SUPPLIED DATA:
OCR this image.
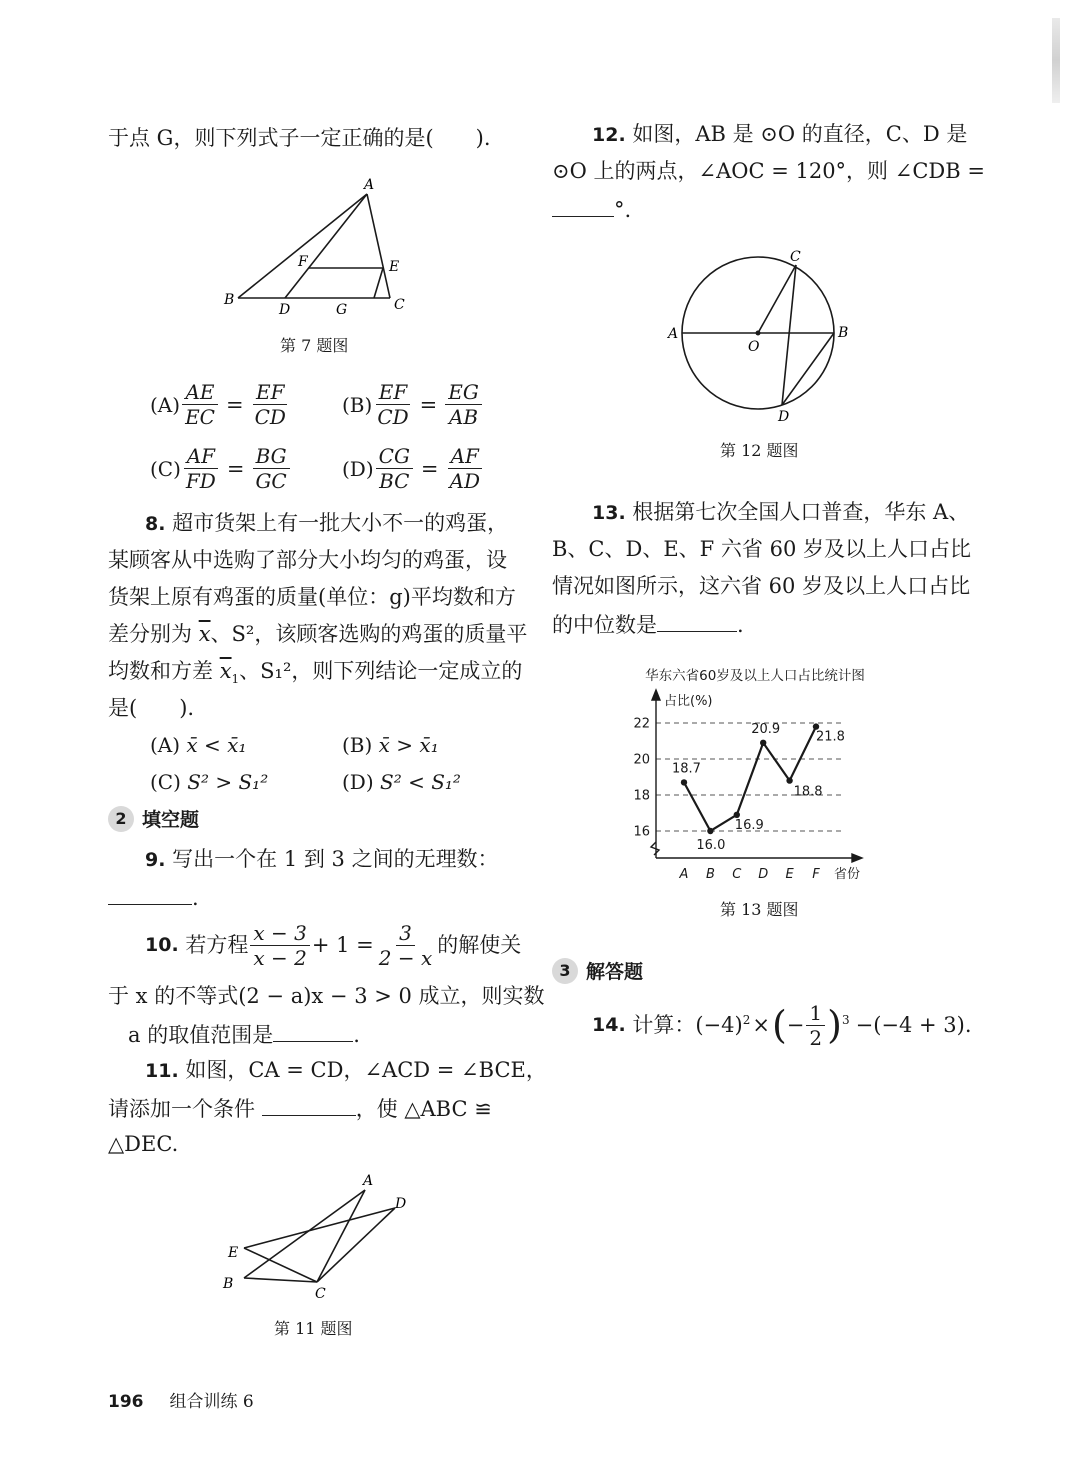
于点 G，则下列式子一定正确的是(　　).
A
B	C
D
E
F
G
第 7 题图
$(A) \frac{AE}{EC} = \frac{EF}{CD}$	$(B) \frac{EF}{CD} = \frac{EG}{AB}$
$(C) \frac{AF}{FD} = \frac{BG}{GC}$	$(D) \frac{CG}{BC} = \frac{AF}{AD}$
8. 超市货架上有一批大小不一的鸡蛋，
某顾客从中选购了部分大小均匀的鸡蛋，设
货架上原有鸡蛋的质量(单位：g)平均数和方
差分别为 $\overline{x}$、S²，该顾客选购的鸡蛋的质量平
均数和方差 $\overline{x}_1$、S₁²，则下列结论一定成立的
是(　　).
(A) x̄ < x̄₁	(B) x̄ > x̄₁
(C) S² > S₁²	(D) S² < S₁²
2 填空题
9. 写出一个在 1 到 3 之间的无理数：
.
10.
若方程 $\frac{x - 3}{x - 2} + 1 = \frac{3}{2 - x}$ 的解使关
于 x 的不等式(2 − a)x − 3 > 0 成立，则实数
a 的取值范围是	.
11. 如图，CA = CD，∠ACD = ∠BCE，
请添加一个条件	，使 △ABC ≌
△DEC.
A
B
C
D
E
第 11 题图
12. 如图，AB 是 ⊙O 的直径，C、D 是
⊙O 上的两点，∠AOC = 120°，则 ∠CDB =
°.
A	B
C
D
O
第 12 题图
13. 根据第七次全国人口普查，华东 A、
B、C、D、E、F 六省 60 岁及以上人口占比
情况如图所示，这六省 60 岁及以上人口占比
的中位数是	.
华东六省60岁及以上人口占比统计图
占比(%)
省份
16
18
20
22
A B C D E F
18.7
16.0
16.9
20.9
18.8
21.8
第 13 题图
3 解答题
14.
计算：$(-4)^2$ × ( − $\frac{1}{2} )^3 -(-4 + 3)$.
196 组合训练 6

EXERCISE INSTRUCTIONS:
Return the entries unchanged, save for the pictures, which do not belong in the copy.

WORKED ANSWER:
OCR this image.
于点 G，则下列式子一定正确的是(　　).
A
B	C
D
E
F
G
第 7 题图
$(A) \frac{AE}{EC} = \frac{EF}{CD}$	$(B) \frac{EF}{CD} = \frac{EG}{AB}$
$(C) \frac{AF}{FD} = \frac{BG}{GC}$	$(D) \frac{CG}{BC} = \frac{AF}{AD}$
8. 超市货架上有一批大小不一的鸡蛋，
某顾客从中选购了部分大小均匀的鸡蛋，设
货架上原有鸡蛋的质量(单位：g)平均数和方
差分别为 $\overline{x}$、S²，该顾客选购的鸡蛋的质量平
均数和方差 $\overline{x}_1$、S₁²，则下列结论一定成立的
是(　　).
(A) x̄ < x̄₁	(B) x̄ > x̄₁
(C) S² > S₁²	(D) S² < S₁²
2 填空题
9. 写出一个在 1 到 3 之间的无理数：
.
10.
若方程 $\frac{x - 3}{x - 2} + 1 = \frac{3}{2 - x}$ 的解使关
于 x 的不等式(2 − a)x − 3 > 0 成立，则实数
a 的取值范围是	.
11. 如图，CA = CD，∠ACD = ∠BCE，
请添加一个条件	，使 △ABC ≌
△DEC.
A
B
C
D
E
第 11 题图
12. 如图，AB 是 ⊙O 的直径，C、D 是
⊙O 上的两点，∠AOC = 120°，则 ∠CDB =
°.
A	B
C
D
O
第 12 题图
13. 根据第七次全国人口普查，华东 A、
B、C、D、E、F 六省 60 岁及以上人口占比
情况如图所示，这六省 60 岁及以上人口占比
的中位数是	.
华东六省60岁及以上人口占比统计图
占比(%)
省份
16
18
20
22
A B C D E F
18.7
16.0
16.9
20.9
18.8
21.8
第 13 题图
3 解答题
14.
计算：$(-4)^2$ × ( − $\frac{1}{2} )^3 -(-4 + 3)$.
196 组合训练 6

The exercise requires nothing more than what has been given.